TASK:
Read through the data and report every line in which the word "equation" occurs.

EXCERPTED RECORDS:

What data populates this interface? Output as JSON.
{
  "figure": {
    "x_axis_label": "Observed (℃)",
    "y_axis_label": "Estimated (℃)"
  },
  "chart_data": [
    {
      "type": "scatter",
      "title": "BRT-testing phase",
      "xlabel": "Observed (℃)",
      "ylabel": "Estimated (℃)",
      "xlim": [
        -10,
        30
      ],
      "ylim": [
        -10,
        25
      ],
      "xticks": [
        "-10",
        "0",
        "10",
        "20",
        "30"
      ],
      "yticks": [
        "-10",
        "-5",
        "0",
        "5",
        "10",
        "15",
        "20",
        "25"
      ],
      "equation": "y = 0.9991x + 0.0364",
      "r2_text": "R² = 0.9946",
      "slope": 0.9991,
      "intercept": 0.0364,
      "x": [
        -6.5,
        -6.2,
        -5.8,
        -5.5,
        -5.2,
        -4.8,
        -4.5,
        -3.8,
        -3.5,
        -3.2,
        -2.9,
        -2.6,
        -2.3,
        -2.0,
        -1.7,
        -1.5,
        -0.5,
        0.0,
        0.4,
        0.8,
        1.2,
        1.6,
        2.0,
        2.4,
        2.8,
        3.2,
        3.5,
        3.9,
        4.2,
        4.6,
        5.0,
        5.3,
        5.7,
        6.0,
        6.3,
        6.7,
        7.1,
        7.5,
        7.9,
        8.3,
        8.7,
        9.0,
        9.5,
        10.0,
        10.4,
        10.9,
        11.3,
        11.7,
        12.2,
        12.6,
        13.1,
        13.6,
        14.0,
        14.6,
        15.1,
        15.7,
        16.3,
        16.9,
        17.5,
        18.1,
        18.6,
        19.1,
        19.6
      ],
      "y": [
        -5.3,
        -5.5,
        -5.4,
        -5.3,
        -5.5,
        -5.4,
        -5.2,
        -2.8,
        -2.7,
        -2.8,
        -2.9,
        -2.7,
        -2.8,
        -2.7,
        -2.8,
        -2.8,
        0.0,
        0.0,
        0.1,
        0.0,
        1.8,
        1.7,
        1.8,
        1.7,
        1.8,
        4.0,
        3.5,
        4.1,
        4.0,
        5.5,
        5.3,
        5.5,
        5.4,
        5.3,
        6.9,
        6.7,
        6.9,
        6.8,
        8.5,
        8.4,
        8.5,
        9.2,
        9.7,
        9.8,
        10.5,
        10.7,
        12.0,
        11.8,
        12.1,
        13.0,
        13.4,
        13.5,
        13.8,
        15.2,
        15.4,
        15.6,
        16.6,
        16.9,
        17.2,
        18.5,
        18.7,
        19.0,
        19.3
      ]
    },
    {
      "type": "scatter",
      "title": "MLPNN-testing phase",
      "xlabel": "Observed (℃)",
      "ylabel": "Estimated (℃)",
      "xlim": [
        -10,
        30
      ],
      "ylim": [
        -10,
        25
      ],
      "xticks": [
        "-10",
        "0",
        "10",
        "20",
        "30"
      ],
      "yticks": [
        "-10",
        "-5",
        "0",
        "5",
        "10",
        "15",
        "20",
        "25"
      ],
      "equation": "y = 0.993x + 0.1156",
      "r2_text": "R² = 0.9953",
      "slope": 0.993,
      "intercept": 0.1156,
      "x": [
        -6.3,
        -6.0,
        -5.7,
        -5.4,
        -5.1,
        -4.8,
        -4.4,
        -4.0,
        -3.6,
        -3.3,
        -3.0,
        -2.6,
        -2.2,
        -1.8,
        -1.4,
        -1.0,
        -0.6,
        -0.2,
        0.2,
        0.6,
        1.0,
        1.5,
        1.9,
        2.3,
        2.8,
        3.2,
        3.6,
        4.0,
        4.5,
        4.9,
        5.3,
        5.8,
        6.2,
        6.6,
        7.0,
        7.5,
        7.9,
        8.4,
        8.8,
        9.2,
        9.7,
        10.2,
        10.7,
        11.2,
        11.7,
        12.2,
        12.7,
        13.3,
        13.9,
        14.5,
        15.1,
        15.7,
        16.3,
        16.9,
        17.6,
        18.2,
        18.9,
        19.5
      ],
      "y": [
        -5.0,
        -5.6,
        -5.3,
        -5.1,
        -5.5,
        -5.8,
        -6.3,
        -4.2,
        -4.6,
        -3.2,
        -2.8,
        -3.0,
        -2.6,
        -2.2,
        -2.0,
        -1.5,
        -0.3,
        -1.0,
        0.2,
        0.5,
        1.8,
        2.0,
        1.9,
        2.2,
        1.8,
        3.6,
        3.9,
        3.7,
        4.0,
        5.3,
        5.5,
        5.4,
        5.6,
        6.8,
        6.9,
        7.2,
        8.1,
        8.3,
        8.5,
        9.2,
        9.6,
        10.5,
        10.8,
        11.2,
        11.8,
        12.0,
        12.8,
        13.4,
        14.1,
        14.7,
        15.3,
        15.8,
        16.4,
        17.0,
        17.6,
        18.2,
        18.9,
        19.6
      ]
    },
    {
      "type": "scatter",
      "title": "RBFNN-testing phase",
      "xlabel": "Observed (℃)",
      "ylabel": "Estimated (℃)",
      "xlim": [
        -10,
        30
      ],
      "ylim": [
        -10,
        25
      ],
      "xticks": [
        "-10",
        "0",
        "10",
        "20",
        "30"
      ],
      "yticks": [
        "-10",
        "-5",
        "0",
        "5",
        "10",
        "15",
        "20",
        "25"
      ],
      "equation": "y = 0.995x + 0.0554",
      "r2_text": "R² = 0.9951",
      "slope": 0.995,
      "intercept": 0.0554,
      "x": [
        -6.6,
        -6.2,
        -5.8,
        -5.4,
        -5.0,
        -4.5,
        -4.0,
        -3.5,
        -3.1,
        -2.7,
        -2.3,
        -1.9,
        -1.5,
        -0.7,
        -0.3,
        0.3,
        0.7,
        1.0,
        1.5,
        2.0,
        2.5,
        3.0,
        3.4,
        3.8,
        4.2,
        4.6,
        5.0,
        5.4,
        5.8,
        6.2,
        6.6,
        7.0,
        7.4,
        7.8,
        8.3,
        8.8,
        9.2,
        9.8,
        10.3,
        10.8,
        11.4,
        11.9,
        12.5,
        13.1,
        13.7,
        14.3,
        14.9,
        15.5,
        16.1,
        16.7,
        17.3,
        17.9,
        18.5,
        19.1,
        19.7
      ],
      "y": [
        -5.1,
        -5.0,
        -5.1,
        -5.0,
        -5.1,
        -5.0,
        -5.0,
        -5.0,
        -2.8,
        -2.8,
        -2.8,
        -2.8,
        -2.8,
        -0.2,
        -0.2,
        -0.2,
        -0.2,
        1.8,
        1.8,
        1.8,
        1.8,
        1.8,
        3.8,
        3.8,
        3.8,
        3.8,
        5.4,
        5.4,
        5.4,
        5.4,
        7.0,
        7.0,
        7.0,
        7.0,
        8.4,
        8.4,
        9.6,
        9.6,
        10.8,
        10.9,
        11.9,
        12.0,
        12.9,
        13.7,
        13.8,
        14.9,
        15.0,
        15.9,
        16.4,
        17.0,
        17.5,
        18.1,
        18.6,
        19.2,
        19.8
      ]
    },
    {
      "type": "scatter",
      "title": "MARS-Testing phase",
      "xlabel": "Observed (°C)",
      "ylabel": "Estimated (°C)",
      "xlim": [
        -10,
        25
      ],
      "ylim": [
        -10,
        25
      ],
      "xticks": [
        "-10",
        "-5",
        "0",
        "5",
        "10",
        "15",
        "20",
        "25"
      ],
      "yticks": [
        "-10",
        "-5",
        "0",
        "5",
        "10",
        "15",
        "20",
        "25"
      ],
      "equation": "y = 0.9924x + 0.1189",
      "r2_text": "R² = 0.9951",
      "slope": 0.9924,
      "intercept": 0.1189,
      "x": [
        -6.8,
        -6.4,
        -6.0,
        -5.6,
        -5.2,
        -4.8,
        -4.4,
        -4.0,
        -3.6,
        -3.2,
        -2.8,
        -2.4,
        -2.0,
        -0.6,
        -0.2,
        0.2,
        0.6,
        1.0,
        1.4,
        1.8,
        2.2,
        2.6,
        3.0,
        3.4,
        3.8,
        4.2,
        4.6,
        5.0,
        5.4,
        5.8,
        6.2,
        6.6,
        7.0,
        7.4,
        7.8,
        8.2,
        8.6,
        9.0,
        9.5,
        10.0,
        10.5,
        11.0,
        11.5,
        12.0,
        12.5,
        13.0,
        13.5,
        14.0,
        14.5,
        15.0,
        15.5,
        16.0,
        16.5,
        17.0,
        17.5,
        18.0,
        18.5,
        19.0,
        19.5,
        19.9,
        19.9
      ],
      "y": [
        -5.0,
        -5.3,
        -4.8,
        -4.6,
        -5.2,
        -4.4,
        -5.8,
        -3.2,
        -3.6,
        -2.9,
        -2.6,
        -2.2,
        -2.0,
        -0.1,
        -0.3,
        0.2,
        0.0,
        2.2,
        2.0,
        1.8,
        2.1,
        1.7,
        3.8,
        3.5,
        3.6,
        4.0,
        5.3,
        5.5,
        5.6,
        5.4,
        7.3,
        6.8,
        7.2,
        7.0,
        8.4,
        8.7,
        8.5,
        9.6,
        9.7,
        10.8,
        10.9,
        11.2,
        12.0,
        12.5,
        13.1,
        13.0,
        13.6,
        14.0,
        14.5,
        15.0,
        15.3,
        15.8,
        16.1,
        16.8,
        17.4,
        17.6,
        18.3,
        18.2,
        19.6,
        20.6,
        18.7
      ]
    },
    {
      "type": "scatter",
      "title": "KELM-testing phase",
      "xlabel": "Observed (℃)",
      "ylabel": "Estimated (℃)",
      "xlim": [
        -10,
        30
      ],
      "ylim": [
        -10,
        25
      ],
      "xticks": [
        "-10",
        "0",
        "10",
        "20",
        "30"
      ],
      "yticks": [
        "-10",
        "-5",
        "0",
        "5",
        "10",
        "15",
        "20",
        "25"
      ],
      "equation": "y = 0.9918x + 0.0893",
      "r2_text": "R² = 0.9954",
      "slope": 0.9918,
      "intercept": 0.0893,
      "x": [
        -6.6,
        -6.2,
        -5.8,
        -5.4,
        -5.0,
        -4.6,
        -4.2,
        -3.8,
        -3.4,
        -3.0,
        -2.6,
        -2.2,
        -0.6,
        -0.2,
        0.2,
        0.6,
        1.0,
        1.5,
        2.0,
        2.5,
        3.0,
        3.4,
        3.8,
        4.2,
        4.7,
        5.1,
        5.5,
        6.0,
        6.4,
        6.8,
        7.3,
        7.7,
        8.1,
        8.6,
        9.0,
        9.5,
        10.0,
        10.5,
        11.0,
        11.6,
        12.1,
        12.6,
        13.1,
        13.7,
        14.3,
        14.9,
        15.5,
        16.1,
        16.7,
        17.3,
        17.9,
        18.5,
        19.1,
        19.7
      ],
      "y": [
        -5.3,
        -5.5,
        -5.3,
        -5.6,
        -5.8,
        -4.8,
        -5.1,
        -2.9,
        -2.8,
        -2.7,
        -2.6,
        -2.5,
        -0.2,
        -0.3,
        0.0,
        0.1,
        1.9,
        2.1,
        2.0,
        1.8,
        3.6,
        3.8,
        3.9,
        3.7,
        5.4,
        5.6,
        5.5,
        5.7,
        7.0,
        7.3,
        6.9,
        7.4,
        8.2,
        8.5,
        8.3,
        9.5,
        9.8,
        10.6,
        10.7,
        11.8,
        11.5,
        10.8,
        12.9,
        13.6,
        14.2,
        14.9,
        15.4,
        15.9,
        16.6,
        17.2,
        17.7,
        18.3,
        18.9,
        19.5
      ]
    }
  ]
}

RESULT:
      "equation": "y = 0.9991x + 0.0364",
      "equation": "y = 0.993x + 0.1156",
      "equation": "y = 0.995x + 0.0554",
      "equation": "y = 0.9924x + 0.1189",
      "equation": "y = 0.9918x + 0.0893",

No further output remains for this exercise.